> **GIVEN TEXT**

The fundamental flaw in the majority’s analysis is its failure to come to terms with the purpose of the “indebtedness” exemption. Recognizing that *49in some circumstances local entities were “locked in” to debt that required specified tax levies, the initiative provided for an exemption from the 1 percent limitation to the extent of such unavoidable and irrevocable debts.
However flexible the term “indebtedness” has become,1 the obligation created by this charter provision simply lacks the essential indicia of an indebtedness. Unlike the various forms of indebtedness involved in previous cases on which the majority relies,2 the alleged “debt” here is one which the city simply owes to itself and which can be abrogated without violating “vested” constitutional rights or, indeed, any rights of any kind. As the Court of Appeal majority noted, the city’s obligation to the library board “is simply a ministerial duty to provide minimum funding for library services. It is an internal obligation owed to a department of the city and not an indebtedness owed to third persons. ” (Italics added.)
Moreover, the city itself retains the authority to “revoke” the obligation unilaterally, simply by altering the charter provision. Section 16-2 could be *50repealed or amended at any time without any approval from the library board. It is a curious debt which the debtor can cancel at will. In Carman we noted that subdivision (b)’s focus on voter approval “implies a concern that irrevocable, long-term obligations” (31 Cal.3d at p. 328, italics added) not be frustrated by revolutionary tax limitation measures—the obligation created by section 16-2 is clearly not “irrevocable” in any sense.

> **PROBLEM DETAILS**
For each statement, say yes or no according to the passage on the indebtedness exemption, and quote the deciding words.
1. The city's obligation to the library board is owed to third persons.
2. Section 16-2 can be changed without approval from the library board.
3. The initiative exempted unavoidable and irrevocable debts from the 1 percent limitation.
The items play no part in this exercise.

> **GIVEN RECORDS**
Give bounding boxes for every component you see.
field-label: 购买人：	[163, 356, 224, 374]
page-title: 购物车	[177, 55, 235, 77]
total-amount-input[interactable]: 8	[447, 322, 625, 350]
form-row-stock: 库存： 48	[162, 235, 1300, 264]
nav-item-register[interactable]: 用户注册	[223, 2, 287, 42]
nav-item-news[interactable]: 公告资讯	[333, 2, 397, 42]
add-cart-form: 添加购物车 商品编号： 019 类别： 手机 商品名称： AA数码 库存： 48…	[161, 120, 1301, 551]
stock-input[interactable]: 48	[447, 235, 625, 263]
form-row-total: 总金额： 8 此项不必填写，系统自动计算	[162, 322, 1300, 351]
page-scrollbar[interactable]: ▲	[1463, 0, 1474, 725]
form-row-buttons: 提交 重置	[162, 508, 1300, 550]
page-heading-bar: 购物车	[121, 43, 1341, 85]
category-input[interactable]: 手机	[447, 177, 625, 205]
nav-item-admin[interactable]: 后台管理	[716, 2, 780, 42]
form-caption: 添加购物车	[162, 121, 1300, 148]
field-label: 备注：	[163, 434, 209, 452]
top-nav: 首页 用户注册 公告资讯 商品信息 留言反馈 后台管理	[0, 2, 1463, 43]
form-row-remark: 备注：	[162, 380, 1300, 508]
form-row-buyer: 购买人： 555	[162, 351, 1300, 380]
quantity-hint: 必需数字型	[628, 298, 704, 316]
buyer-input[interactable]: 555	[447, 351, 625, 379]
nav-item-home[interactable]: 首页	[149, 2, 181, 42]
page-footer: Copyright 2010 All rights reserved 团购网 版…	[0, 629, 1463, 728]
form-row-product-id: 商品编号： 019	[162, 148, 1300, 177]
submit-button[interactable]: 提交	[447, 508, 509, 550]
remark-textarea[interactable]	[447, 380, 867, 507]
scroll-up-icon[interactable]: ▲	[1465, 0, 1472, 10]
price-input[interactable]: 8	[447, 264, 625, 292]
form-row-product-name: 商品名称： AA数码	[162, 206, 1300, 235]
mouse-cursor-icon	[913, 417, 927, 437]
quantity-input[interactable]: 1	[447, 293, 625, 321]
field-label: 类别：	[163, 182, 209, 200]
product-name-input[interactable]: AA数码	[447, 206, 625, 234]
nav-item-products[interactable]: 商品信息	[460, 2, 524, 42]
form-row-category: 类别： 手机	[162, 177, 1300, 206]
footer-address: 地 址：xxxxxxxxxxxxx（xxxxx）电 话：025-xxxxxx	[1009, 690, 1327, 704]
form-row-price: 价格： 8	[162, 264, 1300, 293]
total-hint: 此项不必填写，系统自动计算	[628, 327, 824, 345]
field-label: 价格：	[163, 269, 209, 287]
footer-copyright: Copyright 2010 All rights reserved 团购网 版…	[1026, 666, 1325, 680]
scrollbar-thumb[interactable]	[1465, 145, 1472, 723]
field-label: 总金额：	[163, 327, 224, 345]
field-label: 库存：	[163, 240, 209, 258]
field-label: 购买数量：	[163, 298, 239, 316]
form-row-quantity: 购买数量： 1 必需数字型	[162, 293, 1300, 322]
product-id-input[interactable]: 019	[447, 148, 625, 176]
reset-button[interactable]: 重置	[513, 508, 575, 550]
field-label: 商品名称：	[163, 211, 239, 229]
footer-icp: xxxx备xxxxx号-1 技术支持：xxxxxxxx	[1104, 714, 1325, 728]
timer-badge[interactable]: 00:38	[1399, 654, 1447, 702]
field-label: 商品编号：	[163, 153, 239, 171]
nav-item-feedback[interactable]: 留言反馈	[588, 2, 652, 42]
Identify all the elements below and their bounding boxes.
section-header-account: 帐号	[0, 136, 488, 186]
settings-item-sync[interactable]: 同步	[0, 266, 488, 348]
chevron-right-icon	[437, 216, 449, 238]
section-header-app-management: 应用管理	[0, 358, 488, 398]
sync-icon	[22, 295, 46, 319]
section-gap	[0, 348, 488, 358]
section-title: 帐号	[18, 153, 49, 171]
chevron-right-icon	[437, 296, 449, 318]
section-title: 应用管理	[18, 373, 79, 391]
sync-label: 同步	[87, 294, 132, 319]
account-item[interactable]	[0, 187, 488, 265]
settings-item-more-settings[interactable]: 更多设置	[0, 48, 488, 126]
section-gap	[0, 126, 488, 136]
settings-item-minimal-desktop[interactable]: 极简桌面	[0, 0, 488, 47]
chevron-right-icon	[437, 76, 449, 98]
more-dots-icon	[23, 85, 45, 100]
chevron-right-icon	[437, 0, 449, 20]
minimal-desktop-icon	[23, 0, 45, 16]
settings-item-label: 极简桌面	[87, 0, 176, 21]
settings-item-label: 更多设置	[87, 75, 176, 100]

> **EXERCISE RESULT**
1. No: "It is an internal obligation owed to a department of the city and not an indebtedness owed to third persons."
2. Yes: "amended at any time without any approval from the library board."
3. Yes: "the initiative provided for an exemption from the 1 percent limitation to the extent of such unavoidable and irrevocable debts."